Data entries:
■ ■ ■ ■
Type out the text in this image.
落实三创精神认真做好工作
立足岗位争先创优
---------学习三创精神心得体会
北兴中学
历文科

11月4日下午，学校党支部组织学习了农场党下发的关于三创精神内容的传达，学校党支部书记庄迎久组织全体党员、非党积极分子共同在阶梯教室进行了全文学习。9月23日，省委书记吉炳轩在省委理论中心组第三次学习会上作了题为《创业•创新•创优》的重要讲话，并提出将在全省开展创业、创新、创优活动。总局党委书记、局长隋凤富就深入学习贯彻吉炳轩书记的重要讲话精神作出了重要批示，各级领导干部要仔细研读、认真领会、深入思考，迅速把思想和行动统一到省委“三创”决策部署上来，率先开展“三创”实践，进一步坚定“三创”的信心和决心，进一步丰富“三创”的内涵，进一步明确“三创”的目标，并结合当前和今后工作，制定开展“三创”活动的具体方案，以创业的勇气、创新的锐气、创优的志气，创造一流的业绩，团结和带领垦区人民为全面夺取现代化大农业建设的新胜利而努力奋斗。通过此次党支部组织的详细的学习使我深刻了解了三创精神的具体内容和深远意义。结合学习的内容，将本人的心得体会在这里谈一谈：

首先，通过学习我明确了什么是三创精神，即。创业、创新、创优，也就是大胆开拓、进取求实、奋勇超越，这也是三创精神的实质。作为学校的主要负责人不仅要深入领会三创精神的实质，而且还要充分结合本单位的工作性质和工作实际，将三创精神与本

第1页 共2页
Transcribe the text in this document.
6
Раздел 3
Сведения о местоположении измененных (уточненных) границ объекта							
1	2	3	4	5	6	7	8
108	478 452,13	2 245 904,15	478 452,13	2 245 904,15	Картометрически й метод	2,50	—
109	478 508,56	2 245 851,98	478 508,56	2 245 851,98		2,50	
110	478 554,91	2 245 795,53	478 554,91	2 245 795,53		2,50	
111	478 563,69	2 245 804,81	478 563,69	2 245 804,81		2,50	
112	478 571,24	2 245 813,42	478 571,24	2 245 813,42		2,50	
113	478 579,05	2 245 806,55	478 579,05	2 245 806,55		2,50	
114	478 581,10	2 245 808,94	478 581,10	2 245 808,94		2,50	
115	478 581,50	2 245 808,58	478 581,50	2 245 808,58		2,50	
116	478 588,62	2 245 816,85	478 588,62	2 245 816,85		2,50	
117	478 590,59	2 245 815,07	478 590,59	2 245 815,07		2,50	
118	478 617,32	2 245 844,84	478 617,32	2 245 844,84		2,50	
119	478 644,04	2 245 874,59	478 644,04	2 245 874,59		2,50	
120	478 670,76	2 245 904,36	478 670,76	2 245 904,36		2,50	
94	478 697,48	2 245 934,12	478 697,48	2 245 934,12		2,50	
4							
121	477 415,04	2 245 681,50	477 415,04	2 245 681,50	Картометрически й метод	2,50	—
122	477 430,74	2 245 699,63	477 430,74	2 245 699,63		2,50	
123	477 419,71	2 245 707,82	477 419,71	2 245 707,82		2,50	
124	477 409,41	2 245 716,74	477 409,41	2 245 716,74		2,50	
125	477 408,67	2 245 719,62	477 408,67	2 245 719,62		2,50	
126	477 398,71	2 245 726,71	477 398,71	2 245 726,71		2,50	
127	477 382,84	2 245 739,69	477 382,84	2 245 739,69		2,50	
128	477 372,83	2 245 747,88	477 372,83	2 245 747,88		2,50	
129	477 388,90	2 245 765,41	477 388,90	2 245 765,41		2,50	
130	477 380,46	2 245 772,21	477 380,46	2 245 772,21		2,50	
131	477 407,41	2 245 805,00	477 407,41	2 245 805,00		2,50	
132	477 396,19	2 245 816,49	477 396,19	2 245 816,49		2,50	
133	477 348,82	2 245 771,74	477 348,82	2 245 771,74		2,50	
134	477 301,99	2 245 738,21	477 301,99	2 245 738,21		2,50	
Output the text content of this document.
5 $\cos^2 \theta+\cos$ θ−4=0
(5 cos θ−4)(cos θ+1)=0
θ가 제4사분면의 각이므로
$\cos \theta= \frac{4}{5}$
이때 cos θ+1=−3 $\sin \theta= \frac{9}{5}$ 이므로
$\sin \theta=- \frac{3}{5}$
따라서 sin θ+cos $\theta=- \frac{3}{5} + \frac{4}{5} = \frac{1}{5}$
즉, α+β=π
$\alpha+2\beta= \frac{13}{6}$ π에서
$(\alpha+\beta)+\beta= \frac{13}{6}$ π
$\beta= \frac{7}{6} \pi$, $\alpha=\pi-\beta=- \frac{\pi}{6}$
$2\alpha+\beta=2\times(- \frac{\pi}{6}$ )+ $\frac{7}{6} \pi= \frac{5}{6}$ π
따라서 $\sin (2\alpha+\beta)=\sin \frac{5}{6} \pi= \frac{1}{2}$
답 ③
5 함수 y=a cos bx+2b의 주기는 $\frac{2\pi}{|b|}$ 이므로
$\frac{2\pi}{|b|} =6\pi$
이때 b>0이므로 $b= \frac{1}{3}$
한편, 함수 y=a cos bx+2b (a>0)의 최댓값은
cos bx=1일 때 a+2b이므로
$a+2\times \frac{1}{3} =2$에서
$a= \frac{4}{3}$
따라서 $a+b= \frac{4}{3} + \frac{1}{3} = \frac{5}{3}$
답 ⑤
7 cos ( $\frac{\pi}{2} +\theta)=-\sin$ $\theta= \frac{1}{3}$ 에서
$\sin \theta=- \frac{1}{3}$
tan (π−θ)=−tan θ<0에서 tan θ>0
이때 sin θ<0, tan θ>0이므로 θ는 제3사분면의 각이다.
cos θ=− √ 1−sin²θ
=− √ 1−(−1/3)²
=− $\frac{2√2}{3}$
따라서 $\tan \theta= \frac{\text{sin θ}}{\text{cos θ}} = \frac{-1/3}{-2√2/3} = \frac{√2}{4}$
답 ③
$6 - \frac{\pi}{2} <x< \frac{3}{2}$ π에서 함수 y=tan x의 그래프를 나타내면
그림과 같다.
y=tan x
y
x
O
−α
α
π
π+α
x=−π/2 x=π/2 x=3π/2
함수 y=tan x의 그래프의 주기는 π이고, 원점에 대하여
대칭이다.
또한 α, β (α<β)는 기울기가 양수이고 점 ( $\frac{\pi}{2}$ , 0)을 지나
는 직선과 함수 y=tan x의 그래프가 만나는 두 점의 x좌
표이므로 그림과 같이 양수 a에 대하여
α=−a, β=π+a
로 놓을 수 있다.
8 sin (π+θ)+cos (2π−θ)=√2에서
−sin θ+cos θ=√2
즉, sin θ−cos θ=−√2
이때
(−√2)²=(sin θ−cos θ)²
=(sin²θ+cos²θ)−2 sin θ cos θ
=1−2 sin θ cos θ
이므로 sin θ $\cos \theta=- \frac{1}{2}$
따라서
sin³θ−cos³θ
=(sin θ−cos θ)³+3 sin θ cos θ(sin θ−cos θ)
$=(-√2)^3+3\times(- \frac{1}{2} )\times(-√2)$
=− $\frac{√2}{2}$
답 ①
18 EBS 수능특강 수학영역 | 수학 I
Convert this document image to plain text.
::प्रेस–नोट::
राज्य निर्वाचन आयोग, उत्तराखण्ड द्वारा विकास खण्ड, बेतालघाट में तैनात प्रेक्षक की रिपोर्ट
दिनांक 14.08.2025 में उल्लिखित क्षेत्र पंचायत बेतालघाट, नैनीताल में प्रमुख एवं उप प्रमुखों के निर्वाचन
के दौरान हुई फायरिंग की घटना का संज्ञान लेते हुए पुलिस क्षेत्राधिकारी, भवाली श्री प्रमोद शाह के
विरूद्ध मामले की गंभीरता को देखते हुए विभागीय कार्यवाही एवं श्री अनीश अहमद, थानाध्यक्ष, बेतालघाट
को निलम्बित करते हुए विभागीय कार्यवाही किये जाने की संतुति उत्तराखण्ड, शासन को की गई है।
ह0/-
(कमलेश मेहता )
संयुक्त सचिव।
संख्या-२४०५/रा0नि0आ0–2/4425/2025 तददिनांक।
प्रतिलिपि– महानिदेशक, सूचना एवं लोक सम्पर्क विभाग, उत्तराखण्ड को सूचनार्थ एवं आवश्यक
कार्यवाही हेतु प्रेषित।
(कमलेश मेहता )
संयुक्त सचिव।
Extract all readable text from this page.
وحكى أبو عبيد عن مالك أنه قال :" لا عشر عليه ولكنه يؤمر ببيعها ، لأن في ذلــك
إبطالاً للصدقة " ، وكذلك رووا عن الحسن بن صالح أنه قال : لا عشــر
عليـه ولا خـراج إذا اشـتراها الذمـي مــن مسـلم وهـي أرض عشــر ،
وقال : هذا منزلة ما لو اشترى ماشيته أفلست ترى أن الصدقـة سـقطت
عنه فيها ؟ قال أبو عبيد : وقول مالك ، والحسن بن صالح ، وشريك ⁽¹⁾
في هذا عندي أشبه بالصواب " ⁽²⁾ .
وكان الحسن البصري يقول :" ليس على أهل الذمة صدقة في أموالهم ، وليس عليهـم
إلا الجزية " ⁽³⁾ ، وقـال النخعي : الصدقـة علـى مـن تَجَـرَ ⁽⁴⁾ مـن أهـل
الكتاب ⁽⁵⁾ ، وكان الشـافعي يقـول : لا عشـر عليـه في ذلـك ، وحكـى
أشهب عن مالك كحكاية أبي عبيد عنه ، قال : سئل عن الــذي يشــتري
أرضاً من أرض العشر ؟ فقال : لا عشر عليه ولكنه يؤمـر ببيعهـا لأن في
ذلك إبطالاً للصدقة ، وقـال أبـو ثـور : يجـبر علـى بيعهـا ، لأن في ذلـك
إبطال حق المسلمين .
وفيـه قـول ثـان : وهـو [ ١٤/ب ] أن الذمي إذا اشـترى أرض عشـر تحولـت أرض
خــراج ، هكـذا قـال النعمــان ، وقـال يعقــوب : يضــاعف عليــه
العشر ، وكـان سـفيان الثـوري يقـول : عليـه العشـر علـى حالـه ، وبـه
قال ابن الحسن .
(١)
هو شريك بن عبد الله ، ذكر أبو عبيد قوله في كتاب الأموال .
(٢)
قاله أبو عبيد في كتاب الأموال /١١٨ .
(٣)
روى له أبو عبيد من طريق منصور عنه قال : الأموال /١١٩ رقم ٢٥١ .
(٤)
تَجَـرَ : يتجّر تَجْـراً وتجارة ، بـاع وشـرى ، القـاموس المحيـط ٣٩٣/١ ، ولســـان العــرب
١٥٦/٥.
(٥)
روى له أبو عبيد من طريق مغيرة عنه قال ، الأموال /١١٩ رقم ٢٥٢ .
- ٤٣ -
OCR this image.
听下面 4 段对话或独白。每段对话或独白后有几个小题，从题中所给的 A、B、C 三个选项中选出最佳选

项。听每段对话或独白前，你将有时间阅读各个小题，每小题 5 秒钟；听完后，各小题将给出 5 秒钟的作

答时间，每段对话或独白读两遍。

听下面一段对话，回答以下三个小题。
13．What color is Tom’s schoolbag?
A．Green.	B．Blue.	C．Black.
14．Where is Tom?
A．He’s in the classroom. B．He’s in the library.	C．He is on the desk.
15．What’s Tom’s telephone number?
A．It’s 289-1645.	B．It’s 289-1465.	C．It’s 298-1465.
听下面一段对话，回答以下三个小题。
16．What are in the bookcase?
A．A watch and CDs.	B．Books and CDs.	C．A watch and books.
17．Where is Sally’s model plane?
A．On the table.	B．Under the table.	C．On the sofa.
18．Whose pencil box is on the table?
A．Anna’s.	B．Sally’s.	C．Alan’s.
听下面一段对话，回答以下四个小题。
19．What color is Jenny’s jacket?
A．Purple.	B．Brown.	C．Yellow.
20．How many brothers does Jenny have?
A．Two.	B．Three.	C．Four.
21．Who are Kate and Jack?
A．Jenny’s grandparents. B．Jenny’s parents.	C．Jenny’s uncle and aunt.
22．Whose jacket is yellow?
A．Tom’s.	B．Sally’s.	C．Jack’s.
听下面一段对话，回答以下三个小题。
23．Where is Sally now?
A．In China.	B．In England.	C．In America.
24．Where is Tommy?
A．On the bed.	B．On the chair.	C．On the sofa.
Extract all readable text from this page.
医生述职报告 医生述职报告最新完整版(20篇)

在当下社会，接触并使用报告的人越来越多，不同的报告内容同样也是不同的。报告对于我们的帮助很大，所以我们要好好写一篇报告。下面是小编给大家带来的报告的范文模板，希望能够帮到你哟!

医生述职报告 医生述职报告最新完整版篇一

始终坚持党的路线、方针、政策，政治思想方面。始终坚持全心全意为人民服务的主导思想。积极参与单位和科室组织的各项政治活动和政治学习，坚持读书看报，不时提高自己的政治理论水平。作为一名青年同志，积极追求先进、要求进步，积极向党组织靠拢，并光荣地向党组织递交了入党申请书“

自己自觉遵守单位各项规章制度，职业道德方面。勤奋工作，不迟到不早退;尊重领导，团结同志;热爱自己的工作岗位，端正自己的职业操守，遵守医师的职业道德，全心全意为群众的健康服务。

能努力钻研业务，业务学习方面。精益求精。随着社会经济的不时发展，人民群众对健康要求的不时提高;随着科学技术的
■ ■ ■ ■
What is expected: Gather up every line from the listing above in which the word "theta" occurs.

Task result:
5 $\cos^2 \theta+\cos$ θ−4=0
$\cos \theta= \frac{4}{5}$
이때 cos θ+1=−3 $\sin \theta= \frac{9}{5}$ 이므로
$\sin \theta=- \frac{3}{5}$
따라서 sin θ+cos $\theta=- \frac{3}{5} + \frac{4}{5} = \frac{1}{5}$
7 cos ( $\frac{\pi}{2} +\theta)=-\sin$ $\theta= \frac{1}{3}$ 에서
$\sin \theta=- \frac{1}{3}$
따라서 $\tan \theta= \frac{\text{sin θ}}{\text{cos θ}} = \frac{-1/3}{-2√2/3} = \frac{√2}{4}$
이므로 sin θ $\cos \theta=- \frac{1}{2}$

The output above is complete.